=== SET PROBLEM A ===
Translate this sentence from the Friars basketball article into Spanish: "In both games, the Friars were forced to go with seven scholarship players, due to injuries."

=== READING PASSAGE ===
▬▬▬

The Friars followed up a 101-92 win over a sharpshooting Laval University team with a hard fought 77-75 triumph over the EA All-Stars. PC raced out to big lead over EA in the second half, but saw that lead evaporate, as EA took a late five point edge over the tiring Friars. PC fought back, however, tying the score and then won the game in dramatic fashion as freshman guard Weyinmi Efejuku drove the lane and sank a running layup with three seconds left.
So, what have we learned from the two exhibition games, as we look towards the 2005-2006 campaign? Quite a bit, actually… both good and not so good. Let's take a quick look at both the good and bad, in no particular order:
WEYINMI CAN PLAY
Quite a few Friar fans had written Weyinmi Efejuku off before ever seeing him play. After all, of the four Friar recruits, he was the lowest rated… the least well-known… pursued by Ivy League schools, among others. In the Mal Brown scrimmage, Efejuku shot poorly and did little to dispel any of those notions.
Those same fans were shocked to see him in the starting lineup against Laval, and he played 32 minutes and scored 12 points on 5 of 8 shooting, with a sweet three pointer. Beyond that, though, he played solid defense, handled the ball with confidence, and showed no opening night jitters. Against EA, Weyinmi started again, played 27 minutes, scored 14 points, and while he didn't shoot as well, he played fearlessly, taking the ball to the hoop, drawing fouls, and having his number called for the winning play. Weyinmi can play.
SEVEN IS NOT ENOUGH
In both games, the Friars were forced to go with seven scholarship players, due to injuries. DeSean White (toe), Charles Burch (back) and Ray Cross (concussion) missed both games… Sharaud Curry missed the first with a banged up finger, and Dwight Brewington missed the second with disciplinary problems.

▬▬▬

=== GIVEN RECORDS ===
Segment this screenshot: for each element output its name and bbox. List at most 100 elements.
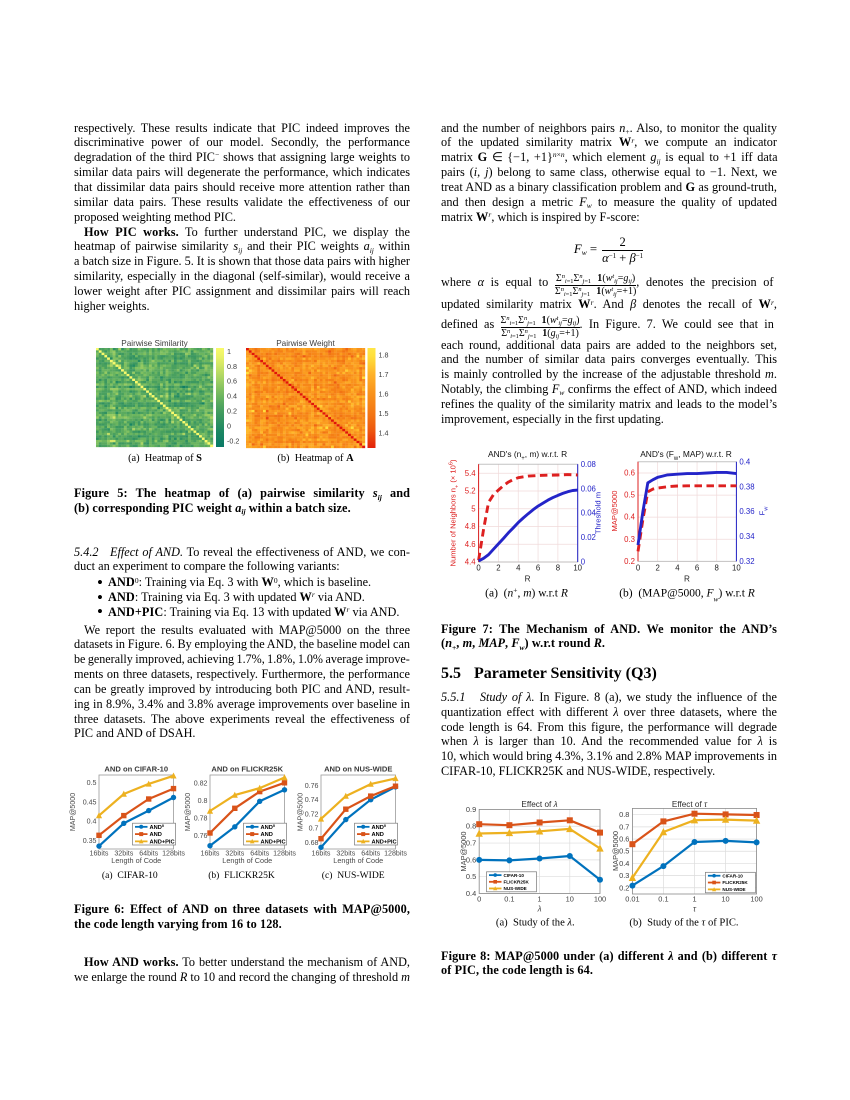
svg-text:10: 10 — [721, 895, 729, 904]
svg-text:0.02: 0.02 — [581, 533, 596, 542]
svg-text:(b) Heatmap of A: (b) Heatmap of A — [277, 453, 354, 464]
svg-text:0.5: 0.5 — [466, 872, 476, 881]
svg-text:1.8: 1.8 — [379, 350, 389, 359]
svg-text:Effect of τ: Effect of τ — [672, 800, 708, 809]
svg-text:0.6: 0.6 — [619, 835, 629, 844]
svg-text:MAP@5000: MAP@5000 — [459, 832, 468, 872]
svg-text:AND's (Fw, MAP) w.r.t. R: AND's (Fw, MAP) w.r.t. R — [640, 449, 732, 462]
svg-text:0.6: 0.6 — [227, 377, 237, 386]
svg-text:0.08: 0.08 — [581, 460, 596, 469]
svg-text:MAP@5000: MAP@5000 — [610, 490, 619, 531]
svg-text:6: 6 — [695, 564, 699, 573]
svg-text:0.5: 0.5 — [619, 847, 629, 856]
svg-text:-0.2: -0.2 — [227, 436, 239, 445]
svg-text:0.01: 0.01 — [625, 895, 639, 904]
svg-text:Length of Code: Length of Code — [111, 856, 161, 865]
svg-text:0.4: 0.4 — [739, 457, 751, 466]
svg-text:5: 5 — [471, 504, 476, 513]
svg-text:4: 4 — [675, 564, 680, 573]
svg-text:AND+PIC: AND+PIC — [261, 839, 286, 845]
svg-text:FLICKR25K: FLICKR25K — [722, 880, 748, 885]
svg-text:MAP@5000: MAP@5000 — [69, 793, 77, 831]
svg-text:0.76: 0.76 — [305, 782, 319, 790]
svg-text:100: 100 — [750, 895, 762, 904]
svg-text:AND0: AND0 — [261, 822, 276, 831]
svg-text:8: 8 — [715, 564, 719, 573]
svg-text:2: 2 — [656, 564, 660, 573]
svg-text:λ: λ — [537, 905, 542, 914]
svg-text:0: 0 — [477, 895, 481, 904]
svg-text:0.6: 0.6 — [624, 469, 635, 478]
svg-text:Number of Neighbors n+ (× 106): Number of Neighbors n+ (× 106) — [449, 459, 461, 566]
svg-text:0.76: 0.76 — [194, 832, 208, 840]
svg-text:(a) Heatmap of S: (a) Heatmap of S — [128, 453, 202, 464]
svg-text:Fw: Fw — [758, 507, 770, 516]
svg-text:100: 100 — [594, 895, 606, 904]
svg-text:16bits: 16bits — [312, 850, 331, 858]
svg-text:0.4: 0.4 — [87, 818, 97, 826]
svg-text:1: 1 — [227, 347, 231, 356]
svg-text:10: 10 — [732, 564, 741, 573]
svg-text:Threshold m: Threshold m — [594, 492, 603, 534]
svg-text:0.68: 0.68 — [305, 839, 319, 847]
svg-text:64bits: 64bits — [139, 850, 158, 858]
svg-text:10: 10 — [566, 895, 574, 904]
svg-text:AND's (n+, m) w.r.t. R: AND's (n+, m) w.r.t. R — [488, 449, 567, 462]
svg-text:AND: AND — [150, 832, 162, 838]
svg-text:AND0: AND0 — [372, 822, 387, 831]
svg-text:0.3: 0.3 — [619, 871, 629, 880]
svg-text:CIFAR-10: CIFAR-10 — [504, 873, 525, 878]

▬▬▬

=== SET PROBLEM B ===
In the rows, swap "MAP@5000" for "MAP@1000", beginning at the line that has "svg-text:10: 10 — [721, 895, 729, 904]" and stopping after the line that has "svg-text:0.4: 0.4 — [739, 457, 751, 466]". Return only those lines, with everything else unchanged.

=== WRITTEN ANSWER A ===
En ambos partidos, los Friars se vieron obligados a jugar con siete jugadores becados, debido a las lesiones.

=== WRITTEN ANSWER B ===
svg-text:10: 10 — [721, 895, 729, 904]
svg-text:0.02: 0.02 — [581, 533, 596, 542]
svg-text:(b) Heatmap of A: (b) Heatmap of A — [277, 453, 354, 464]
svg-text:0.5: 0.5 — [466, 872, 476, 881]
svg-text:1.8: 1.8 — [379, 350, 389, 359]
svg-text:Effect of τ: Effect of τ — [672, 800, 708, 809]
svg-text:0.6: 0.6 — [619, 835, 629, 844]
svg-text:MAP@1000: MAP@1000 — [459, 832, 468, 872]
svg-text:AND's (Fw, MAP) w.r.t. R: AND's (Fw, MAP) w.r.t. R — [640, 449, 732, 462]
svg-text:0.6: 0.6 — [227, 377, 237, 386]
svg-text:0.08: 0.08 — [581, 460, 596, 469]
svg-text:MAP@1000: MAP@1000 — [610, 490, 619, 531]
svg-text:6: 6 — [695, 564, 699, 573]
svg-text:0.5: 0.5 — [619, 847, 629, 856]
svg-text:-0.2: -0.2 — [227, 436, 239, 445]
svg-text:0.01: 0.01 — [625, 895, 639, 904]
svg-text:Length of Code: Length of Code — [111, 856, 161, 865]
svg-text:0.4: 0.4 — [739, 457, 751, 466]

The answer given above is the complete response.